### Directive
Filter the lines below, copying only those with the string "జరగల".

══ Record excerpts

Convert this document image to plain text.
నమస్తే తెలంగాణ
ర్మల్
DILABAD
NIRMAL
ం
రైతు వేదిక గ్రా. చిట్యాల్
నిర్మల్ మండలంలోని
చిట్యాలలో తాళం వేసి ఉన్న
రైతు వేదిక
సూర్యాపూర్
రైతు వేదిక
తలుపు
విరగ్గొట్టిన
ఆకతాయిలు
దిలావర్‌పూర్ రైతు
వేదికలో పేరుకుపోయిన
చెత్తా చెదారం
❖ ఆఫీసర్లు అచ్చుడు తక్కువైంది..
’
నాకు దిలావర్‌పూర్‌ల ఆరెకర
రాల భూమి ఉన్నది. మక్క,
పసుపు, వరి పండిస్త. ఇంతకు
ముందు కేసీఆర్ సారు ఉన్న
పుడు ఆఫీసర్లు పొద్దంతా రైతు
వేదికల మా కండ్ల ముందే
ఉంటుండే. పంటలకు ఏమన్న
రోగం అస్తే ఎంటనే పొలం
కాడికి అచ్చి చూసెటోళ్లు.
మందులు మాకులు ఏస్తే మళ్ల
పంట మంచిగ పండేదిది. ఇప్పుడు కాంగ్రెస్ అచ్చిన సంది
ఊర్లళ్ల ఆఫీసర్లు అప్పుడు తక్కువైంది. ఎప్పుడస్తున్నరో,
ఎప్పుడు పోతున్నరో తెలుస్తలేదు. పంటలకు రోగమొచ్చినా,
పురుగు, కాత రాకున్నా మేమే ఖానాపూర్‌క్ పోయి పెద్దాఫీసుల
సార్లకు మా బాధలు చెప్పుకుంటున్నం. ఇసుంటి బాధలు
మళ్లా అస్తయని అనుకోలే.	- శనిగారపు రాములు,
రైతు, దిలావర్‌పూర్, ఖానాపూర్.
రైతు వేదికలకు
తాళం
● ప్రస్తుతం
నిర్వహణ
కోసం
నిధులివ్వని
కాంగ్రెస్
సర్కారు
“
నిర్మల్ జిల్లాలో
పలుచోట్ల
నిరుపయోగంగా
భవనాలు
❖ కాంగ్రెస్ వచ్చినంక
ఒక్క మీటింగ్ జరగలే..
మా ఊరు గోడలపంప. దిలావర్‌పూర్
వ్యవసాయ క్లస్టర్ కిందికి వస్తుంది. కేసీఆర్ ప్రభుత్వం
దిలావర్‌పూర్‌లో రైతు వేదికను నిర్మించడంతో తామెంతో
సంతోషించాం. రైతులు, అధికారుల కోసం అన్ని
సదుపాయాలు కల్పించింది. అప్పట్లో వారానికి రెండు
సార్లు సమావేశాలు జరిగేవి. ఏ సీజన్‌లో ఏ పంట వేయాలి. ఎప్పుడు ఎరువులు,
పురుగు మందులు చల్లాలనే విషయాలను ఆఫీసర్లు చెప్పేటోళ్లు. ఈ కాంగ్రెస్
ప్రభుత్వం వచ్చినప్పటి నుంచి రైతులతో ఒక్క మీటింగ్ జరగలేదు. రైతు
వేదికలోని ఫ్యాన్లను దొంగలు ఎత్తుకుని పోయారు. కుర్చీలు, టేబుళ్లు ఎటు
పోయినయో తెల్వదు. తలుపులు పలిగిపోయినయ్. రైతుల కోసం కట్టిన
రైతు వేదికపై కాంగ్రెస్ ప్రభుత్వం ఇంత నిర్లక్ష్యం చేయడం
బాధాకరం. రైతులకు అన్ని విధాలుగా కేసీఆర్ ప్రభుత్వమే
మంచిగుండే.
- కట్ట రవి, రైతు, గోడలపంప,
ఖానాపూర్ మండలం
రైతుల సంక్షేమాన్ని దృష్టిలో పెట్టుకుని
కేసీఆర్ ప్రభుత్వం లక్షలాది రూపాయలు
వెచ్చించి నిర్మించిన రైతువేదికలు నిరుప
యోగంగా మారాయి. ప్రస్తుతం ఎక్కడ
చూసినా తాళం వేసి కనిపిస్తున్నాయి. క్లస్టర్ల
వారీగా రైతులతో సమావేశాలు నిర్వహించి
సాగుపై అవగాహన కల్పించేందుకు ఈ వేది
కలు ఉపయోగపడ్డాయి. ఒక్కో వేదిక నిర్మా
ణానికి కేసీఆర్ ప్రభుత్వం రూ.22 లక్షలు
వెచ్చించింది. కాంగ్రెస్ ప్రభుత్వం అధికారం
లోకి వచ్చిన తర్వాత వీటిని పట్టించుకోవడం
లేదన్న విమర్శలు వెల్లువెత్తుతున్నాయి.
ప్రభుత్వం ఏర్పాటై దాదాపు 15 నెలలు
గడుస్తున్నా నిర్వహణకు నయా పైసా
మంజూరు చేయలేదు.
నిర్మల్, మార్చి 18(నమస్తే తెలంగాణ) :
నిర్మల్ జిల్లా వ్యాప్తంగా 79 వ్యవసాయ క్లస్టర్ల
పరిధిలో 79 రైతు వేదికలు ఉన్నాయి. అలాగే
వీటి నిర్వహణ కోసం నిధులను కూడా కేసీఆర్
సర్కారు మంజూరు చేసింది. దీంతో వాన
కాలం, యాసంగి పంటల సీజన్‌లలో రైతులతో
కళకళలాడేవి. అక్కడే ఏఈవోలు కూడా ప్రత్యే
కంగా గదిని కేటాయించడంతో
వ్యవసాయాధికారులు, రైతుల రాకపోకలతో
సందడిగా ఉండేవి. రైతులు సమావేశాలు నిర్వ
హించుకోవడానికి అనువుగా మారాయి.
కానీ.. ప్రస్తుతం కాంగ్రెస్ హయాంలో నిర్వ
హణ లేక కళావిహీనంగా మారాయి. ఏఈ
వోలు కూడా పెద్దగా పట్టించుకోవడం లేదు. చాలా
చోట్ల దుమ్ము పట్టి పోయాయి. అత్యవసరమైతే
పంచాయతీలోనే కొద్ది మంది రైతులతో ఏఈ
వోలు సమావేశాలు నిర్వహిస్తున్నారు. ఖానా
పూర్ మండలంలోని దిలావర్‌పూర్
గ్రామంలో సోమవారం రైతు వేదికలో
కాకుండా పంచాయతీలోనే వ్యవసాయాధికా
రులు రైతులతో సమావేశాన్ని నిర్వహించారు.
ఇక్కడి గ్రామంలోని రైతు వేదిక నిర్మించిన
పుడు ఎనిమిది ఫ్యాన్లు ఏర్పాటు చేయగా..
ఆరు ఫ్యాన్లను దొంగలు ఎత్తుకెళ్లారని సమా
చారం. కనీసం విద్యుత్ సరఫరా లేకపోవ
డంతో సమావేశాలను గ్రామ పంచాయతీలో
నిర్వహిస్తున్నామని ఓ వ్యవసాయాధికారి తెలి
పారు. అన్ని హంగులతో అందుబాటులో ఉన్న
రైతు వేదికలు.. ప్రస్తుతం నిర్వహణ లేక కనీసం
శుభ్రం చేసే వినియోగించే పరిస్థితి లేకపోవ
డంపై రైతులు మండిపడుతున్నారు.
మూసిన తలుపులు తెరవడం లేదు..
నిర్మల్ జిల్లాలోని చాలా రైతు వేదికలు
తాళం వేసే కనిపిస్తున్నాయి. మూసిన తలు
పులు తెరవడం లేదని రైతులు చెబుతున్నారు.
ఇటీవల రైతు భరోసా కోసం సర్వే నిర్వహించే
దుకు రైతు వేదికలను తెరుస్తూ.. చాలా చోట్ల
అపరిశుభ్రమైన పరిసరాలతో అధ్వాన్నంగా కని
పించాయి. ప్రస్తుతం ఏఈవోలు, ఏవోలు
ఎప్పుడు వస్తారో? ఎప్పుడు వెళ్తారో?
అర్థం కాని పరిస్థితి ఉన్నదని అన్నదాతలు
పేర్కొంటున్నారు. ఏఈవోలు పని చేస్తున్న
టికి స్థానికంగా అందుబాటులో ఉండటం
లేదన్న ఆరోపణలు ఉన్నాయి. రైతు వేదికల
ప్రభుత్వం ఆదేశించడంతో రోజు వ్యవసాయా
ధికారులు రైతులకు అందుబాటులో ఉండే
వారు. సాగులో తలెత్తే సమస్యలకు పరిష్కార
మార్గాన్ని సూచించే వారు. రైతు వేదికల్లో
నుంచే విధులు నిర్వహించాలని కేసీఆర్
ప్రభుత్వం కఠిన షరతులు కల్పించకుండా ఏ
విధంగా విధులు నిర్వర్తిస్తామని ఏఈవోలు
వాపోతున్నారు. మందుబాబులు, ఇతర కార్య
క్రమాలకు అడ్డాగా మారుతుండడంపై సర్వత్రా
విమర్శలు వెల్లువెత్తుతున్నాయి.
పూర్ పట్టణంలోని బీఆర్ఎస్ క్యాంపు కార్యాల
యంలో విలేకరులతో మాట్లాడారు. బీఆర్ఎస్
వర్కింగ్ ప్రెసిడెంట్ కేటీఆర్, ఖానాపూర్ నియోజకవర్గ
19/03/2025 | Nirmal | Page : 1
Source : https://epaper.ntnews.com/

════

### Task solution
ఒక్క మీటింగ్ జరగలే..
ప్రభుత్వం వచ్చినప్పటి నుంచి రైతులతో ఒక్క మీటింగ్ జరగలేదు. రైతు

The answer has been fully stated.